(AIM):
Copy out every line of the entries below that contains the word "Kalendář".

(DATA SUPPLIED):
◆ ◆ ◆ ◆

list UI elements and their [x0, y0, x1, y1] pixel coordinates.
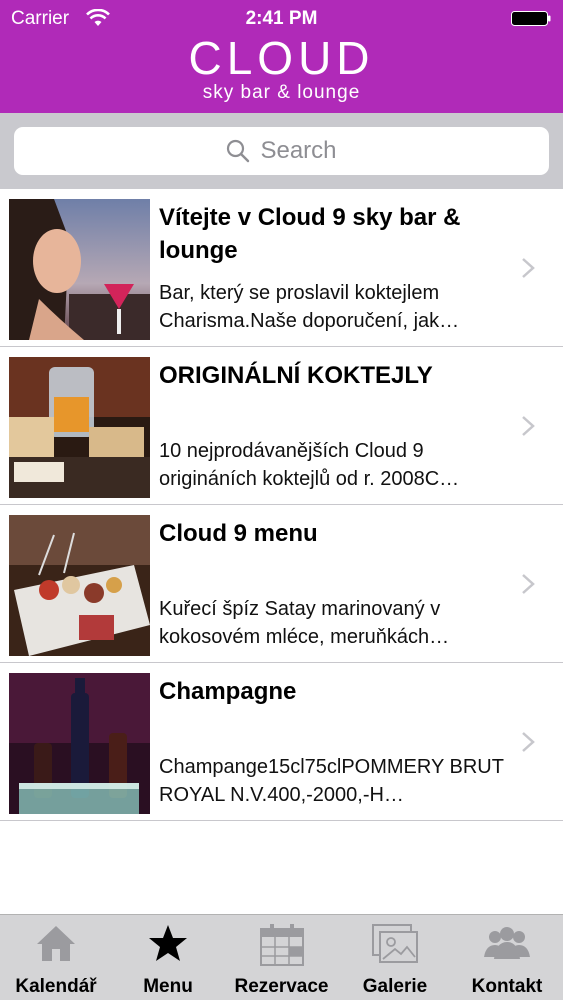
thumbnail-cocktails-table: [9, 357, 150, 498]
chevron-right-icon: [522, 258, 535, 278]
list-item[interactable]: ORIGINÁLNÍ KOKTEJLY 10 nejprodávanějších…: [0, 347, 563, 505]
chevron-right-icon: [522, 574, 535, 594]
thumbnail-food-skewers: [9, 515, 150, 656]
list-item-title: Champagne: [159, 678, 297, 705]
home-icon: [37, 926, 75, 961]
tab-label: Galerie: [362, 976, 428, 997]
list-item[interactable]: Champagne Champange15cl75clPOMMERY BRUT …: [0, 663, 563, 821]
cloud-logo: CLOUD sky bar & lounge: [0, 32, 563, 104]
tab-bar: Kalendář Menu Rezervace Galerie Kontakt: [0, 914, 563, 1000]
search-input[interactable]: Search: [14, 127, 549, 175]
list-item-description: Champange15cl75clPOMMERY BRUT ROYAL N.V.…: [159, 756, 504, 806]
star-icon: [149, 925, 187, 961]
battery-icon: [511, 11, 551, 26]
tab-label: Kontakt: [471, 976, 543, 997]
thumbnail-champagne-bottles: [9, 673, 150, 814]
app-header: Carrier 2:41 PM CLOUD sky bar & lounge: [0, 0, 563, 113]
list-item-title: ORIGINÁLNÍ KOKTEJLY: [159, 362, 433, 389]
logo-wordmark: CLOUD: [188, 32, 375, 84]
list-item[interactable]: Cloud 9 menu Kuřecí špíz Satay marinovan…: [0, 505, 563, 663]
list-item-description: Kuřecí špíz Satay marinovaný v kokosovém…: [159, 598, 450, 648]
tab-kontakt[interactable]: Kontakt: [451, 915, 563, 1000]
thumbnail-woman-cocktail: [9, 199, 150, 340]
tab-label: Kalendář: [15, 976, 97, 997]
search-bar-area: Search: [0, 113, 563, 189]
tab-kalendar[interactable]: Kalendář: [0, 915, 112, 1000]
chevron-right-icon: [522, 732, 535, 752]
calendar-icon: [259, 924, 304, 966]
list-item[interactable]: Vítejte v Cloud 9 sky bar & lounge Bar, …: [0, 189, 563, 347]
list-item-title: Vítejte v Cloud 9 sky bar & lounge: [159, 204, 461, 264]
search-icon: [227, 139, 250, 163]
people-icon: [484, 927, 530, 959]
tab-menu[interactable]: Menu: [112, 915, 224, 1000]
tab-label: Menu: [143, 976, 193, 997]
search-placeholder: Search: [260, 137, 337, 164]
list-item-description: Bar, který se proslavil koktejlem Charis…: [159, 282, 460, 332]
status-time: 2:41 PM: [245, 8, 318, 29]
gallery-icon: [372, 924, 418, 963]
tab-galerie[interactable]: Galerie: [339, 915, 451, 1000]
article-list: Vítejte v Cloud 9 sky bar & lounge Bar, …: [0, 189, 563, 821]
list-item-description: 10 nejprodávanějších Cloud 9 origináních…: [159, 440, 460, 490]
status-bar: Carrier 2:41 PM: [0, 0, 563, 36]
chevron-right-icon: [522, 416, 535, 436]
logo-tagline: sky bar & lounge: [202, 82, 361, 103]
tab-label: Rezervace: [234, 976, 329, 997]
tab-rezervace[interactable]: Rezervace: [224, 915, 339, 1000]
list-item-title: Cloud 9 menu: [159, 520, 318, 547]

◆ ◆ ◆ ◆

(TASK SOLUTION):
tab-bar: Kalendář Menu Rezervace Galerie Kontakt: [0, 914, 563, 1000]
tab-label: Kalendář: [15, 976, 97, 997]
tab-kalendar[interactable]: Kalendář: [0, 915, 112, 1000]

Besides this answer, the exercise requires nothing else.